- **What is being asked**: Check every line in the records below for the word "Agreement" and report how many have it, nothing more.
— START Extracted records —
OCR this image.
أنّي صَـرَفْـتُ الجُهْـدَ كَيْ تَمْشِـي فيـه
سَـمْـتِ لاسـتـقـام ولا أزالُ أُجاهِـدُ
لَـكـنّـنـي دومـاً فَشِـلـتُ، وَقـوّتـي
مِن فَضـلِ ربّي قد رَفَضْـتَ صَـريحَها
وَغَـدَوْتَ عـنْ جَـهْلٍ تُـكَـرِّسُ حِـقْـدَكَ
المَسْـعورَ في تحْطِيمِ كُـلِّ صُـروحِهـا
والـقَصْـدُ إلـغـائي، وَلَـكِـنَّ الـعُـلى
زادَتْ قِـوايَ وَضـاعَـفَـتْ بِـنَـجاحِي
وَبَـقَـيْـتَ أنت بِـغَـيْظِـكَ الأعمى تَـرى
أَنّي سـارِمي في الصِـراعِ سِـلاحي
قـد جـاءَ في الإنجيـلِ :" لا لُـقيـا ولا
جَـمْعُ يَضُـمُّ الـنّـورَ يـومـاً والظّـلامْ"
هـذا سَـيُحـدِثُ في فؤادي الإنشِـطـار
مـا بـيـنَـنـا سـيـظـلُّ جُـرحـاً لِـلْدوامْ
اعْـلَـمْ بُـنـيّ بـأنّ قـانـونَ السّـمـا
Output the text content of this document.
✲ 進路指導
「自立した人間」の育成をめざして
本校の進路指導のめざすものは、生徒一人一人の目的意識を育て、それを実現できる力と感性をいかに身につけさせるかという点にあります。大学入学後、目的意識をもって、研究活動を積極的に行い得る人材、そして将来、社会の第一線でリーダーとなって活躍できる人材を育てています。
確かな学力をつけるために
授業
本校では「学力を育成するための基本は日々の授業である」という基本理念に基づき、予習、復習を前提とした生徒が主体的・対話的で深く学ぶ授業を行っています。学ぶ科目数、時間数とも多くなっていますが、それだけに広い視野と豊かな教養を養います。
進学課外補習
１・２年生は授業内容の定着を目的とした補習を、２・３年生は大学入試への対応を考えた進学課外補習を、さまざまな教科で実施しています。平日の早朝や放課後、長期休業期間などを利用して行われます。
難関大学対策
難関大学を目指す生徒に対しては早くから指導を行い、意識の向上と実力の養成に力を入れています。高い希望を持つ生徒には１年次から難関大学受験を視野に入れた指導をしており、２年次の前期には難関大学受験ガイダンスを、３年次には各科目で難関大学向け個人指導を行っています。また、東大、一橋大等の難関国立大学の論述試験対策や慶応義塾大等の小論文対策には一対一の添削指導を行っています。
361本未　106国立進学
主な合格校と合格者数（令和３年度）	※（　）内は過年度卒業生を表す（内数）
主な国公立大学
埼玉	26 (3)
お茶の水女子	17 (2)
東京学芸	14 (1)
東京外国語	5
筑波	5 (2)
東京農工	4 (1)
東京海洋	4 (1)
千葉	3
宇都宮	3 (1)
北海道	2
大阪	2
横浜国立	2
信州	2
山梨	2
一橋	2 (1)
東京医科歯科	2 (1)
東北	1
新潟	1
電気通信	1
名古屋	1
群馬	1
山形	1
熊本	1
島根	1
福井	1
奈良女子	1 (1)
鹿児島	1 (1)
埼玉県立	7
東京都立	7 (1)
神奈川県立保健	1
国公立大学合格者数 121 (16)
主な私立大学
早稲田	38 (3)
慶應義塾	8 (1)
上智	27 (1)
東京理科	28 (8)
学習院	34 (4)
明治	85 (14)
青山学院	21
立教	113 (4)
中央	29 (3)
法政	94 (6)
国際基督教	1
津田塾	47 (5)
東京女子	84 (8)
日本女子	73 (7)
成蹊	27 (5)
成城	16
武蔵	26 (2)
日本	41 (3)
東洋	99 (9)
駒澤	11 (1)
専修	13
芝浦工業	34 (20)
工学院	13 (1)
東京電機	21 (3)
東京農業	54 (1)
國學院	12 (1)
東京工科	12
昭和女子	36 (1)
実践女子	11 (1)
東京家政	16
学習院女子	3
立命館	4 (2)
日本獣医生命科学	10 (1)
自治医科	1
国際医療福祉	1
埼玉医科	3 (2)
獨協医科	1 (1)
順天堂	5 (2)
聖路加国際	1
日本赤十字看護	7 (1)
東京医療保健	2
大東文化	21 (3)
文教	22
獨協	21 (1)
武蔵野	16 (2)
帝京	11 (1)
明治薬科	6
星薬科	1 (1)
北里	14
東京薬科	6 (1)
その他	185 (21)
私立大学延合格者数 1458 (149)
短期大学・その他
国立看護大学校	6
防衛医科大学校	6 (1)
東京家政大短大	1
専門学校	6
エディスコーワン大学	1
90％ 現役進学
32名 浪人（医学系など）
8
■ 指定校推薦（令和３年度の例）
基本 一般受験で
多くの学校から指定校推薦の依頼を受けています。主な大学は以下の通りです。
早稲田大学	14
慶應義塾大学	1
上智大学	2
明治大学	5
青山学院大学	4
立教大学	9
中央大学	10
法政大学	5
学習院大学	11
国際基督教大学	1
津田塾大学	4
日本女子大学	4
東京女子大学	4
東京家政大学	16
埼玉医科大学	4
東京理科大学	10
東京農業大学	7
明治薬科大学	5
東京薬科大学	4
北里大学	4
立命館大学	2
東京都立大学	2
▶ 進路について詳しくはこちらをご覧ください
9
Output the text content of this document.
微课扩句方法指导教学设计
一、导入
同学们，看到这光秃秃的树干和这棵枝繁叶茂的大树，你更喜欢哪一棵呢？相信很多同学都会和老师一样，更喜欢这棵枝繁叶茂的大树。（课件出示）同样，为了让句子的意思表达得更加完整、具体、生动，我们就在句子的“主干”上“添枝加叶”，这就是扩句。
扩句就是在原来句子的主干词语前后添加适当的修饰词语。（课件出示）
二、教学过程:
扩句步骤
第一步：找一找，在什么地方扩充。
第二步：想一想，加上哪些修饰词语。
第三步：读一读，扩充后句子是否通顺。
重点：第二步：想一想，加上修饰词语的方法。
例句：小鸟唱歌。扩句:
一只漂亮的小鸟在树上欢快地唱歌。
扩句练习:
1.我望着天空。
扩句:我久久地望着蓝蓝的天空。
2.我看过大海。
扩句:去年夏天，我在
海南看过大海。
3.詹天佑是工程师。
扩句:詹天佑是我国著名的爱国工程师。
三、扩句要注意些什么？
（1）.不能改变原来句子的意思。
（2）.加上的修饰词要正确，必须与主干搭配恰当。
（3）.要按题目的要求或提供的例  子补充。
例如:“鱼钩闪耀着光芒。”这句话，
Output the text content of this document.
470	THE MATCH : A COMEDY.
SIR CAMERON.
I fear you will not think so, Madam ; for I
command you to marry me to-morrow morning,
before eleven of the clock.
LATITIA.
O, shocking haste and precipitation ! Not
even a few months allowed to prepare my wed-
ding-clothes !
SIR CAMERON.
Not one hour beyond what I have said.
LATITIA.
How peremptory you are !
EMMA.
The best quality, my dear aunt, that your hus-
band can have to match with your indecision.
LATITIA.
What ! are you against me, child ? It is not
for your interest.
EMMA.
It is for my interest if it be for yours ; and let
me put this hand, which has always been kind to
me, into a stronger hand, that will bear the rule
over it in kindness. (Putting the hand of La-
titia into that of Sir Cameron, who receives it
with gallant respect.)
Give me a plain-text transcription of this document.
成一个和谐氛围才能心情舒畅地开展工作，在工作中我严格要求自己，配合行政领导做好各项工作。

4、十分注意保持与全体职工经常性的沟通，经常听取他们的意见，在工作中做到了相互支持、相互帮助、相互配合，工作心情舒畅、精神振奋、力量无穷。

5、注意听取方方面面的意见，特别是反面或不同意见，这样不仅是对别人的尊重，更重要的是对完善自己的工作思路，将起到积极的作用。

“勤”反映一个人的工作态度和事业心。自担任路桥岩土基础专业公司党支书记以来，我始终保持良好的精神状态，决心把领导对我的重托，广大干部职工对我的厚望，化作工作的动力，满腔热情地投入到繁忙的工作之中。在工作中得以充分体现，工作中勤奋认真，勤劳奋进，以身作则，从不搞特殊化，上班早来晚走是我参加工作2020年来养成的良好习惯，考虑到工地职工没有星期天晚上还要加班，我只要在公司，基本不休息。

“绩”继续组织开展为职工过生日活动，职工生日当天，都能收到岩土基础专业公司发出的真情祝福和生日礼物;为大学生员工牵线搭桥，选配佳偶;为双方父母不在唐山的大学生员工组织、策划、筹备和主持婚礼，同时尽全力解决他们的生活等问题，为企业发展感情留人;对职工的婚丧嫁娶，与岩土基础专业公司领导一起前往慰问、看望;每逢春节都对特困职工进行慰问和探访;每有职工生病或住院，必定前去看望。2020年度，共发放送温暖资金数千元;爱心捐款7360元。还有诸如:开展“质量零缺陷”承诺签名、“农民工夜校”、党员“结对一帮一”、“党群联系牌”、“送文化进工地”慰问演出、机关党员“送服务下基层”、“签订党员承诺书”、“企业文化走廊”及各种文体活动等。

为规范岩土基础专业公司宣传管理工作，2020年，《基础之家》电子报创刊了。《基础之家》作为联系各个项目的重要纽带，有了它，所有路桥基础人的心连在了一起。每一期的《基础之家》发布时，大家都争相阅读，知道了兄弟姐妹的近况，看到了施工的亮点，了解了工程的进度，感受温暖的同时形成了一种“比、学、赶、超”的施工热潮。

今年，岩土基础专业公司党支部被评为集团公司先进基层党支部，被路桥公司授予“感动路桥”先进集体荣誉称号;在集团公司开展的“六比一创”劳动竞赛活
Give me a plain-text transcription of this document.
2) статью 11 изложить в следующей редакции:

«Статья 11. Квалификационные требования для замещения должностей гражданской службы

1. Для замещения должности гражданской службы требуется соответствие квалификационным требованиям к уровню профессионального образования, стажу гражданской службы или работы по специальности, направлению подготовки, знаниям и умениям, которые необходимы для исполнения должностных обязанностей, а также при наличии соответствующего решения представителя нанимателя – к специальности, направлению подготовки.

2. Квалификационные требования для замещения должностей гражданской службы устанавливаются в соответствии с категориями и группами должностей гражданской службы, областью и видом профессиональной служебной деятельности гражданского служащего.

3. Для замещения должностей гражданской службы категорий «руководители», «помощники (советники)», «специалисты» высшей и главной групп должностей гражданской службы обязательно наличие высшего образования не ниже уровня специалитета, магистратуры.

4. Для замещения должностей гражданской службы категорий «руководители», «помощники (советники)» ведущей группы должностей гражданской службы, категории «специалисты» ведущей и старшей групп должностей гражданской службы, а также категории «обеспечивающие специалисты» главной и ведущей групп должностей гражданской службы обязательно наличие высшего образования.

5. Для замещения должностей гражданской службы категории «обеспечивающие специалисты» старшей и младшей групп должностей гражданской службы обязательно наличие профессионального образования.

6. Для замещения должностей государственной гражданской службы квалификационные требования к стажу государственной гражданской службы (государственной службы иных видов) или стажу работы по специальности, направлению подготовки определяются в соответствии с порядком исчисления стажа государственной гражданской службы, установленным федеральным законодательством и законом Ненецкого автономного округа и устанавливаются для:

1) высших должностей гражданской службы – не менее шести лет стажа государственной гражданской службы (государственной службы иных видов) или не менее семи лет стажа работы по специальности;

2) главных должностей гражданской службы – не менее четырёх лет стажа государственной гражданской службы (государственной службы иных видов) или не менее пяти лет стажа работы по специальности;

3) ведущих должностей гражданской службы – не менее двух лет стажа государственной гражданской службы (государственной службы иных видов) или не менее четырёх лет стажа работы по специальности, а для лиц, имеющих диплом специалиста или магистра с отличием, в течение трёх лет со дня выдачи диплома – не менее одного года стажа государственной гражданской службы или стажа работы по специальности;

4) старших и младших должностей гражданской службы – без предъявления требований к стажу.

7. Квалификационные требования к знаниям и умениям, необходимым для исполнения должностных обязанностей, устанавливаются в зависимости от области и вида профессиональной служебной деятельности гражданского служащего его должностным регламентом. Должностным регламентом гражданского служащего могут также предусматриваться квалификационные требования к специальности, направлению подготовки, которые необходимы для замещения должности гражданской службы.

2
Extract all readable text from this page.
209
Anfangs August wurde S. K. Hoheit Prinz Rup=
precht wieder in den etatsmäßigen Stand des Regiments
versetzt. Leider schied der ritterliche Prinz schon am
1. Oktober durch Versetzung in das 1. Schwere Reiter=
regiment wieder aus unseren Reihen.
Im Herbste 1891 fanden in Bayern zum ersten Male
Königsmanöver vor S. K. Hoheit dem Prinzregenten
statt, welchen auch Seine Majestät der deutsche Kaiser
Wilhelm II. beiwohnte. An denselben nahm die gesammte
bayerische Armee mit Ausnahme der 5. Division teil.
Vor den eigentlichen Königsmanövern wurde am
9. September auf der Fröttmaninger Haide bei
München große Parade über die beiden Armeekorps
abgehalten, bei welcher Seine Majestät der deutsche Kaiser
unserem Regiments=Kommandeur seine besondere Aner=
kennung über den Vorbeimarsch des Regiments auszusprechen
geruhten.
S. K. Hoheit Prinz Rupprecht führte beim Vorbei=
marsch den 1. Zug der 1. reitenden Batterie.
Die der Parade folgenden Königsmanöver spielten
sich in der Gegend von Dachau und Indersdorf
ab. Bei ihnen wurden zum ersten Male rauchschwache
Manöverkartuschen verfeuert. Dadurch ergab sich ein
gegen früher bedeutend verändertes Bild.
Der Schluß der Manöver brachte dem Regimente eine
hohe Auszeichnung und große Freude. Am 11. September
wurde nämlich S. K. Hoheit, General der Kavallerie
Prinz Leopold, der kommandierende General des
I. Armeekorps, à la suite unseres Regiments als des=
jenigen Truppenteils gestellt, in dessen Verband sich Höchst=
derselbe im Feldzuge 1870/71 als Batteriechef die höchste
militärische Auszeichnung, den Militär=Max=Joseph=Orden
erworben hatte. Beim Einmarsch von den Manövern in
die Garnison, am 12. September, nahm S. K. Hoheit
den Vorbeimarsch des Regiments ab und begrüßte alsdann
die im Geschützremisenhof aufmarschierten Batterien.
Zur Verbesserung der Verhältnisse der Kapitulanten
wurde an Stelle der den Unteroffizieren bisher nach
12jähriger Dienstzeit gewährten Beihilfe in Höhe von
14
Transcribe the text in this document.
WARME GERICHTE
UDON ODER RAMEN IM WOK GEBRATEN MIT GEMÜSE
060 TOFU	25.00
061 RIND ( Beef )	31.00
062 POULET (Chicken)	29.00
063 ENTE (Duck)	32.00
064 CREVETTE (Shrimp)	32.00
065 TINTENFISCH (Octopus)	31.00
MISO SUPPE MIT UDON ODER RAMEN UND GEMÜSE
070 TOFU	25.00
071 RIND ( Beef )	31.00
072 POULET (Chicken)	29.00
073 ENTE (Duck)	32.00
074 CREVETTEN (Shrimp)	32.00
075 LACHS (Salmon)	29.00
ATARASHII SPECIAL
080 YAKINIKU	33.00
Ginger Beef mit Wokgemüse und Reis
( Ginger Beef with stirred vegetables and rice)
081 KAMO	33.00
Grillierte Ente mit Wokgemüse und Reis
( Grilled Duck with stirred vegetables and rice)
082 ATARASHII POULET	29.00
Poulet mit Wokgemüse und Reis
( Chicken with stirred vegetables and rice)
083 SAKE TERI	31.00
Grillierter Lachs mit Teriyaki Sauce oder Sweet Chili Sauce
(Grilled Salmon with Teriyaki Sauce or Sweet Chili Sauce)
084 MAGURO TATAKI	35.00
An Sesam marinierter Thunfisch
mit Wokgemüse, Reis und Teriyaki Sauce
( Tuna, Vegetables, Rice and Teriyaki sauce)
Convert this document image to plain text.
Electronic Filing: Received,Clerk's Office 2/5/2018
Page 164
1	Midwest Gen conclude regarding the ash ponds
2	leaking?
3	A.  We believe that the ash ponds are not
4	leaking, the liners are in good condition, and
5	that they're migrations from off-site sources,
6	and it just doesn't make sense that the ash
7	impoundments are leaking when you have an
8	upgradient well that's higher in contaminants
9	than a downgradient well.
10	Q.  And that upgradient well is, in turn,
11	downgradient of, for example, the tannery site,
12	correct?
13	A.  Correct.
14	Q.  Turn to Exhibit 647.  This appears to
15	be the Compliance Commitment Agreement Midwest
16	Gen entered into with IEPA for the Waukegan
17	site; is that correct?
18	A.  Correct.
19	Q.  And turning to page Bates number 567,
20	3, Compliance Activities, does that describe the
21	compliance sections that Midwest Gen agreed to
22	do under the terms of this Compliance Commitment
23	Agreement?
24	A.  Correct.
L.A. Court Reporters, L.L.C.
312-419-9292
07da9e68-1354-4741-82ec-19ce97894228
— END Extracted records —
- **Reply to the exercise**: 2